GIVEN PROBLEM:
Go through the lines below and copy each one that holds the string "obtain".

Extracted data entries
-------
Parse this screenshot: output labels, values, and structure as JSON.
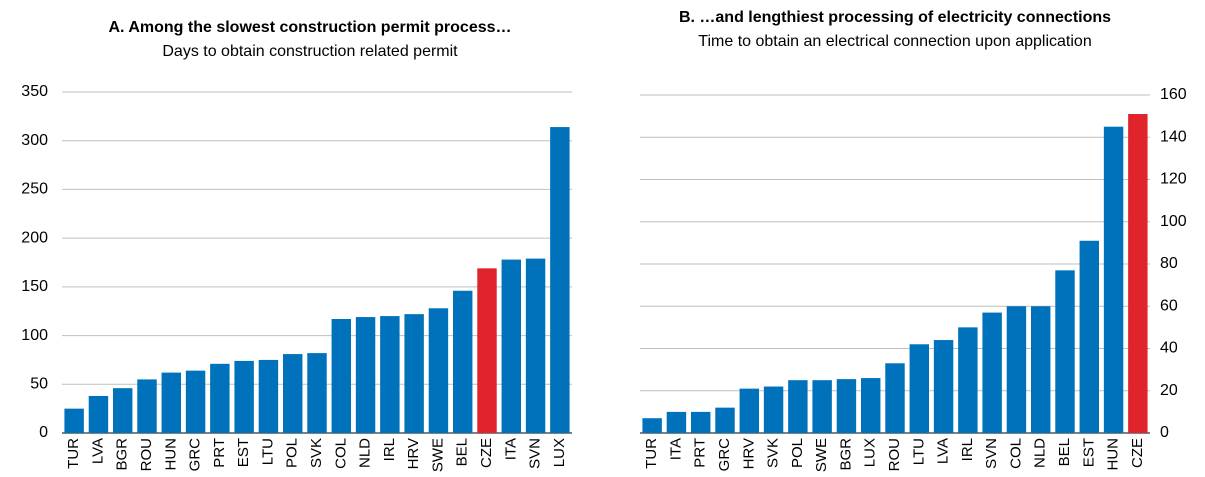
{
  "chart_data": [
    {
      "type": "bar",
      "title": "A. Among the slowest construction permit process…",
      "subtitle": "Days to obtain construction related permit",
      "categories": [
        "TUR",
        "LVA",
        "BGR",
        "ROU",
        "HUN",
        "GRC",
        "PRT",
        "EST",
        "LTU",
        "POL",
        "SVK",
        "COL",
        "NLD",
        "IRL",
        "HRV",
        "SWE",
        "BEL",
        "CZE",
        "ITA",
        "SVN",
        "LUX"
      ],
      "values": [
        25,
        38,
        46,
        55,
        62,
        64,
        71,
        74,
        75,
        81,
        82,
        117,
        119,
        120,
        122,
        128,
        146,
        169,
        178,
        179,
        314
      ],
      "colors": [
        "#0071bb",
        "#0071bb",
        "#0071bb",
        "#0071bb",
        "#0071bb",
        "#0071bb",
        "#0071bb",
        "#0071bb",
        "#0071bb",
        "#0071bb",
        "#0071bb",
        "#0071bb",
        "#0071bb",
        "#0071bb",
        "#0071bb",
        "#0071bb",
        "#0071bb",
        "#e0242b",
        "#0071bb",
        "#0071bb",
        "#0071bb"
      ],
      "ylim": [
        0,
        350
      ],
      "yticks": [
        0,
        50,
        100,
        150,
        200,
        250,
        300,
        350
      ],
      "grid": true,
      "y_axis_position": "left"
    },
    {
      "type": "bar",
      "title": "B. …and lengthiest processing of electricity connections",
      "subtitle": "Time to obtain an electrical connection upon application",
      "categories": [
        "TUR",
        "ITA",
        "PRT",
        "GRC",
        "HRV",
        "SVK",
        "POL",
        "SWE",
        "BGR",
        "LUX",
        "ROU",
        "LTU",
        "LVA",
        "IRL",
        "SVN",
        "COL",
        "NLD",
        "BEL",
        "EST",
        "HUN",
        "CZE"
      ],
      "values": [
        7,
        10,
        10,
        12,
        21,
        22,
        25,
        25,
        25.5,
        26,
        33,
        42,
        44,
        50,
        57,
        60,
        60,
        77,
        91,
        145,
        151
      ],
      "colors": [
        "#0071bb",
        "#0071bb",
        "#0071bb",
        "#0071bb",
        "#0071bb",
        "#0071bb",
        "#0071bb",
        "#0071bb",
        "#0071bb",
        "#0071bb",
        "#0071bb",
        "#0071bb",
        "#0071bb",
        "#0071bb",
        "#0071bb",
        "#0071bb",
        "#0071bb",
        "#0071bb",
        "#0071bb",
        "#0071bb",
        "#e0242b"
      ],
      "ylim": [
        0,
        160
      ],
      "yticks": [
        0,
        20,
        40,
        60,
        80,
        100,
        120,
        140,
        160
      ],
      "grid": true,
      "y_axis_position": "right"
    }
  ]
}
-------
ANSWER FOR THIS EXERCISE:
      "subtitle": "Days to obtain construction related permit",
      "subtitle": "Time to obtain an electrical connection upon application",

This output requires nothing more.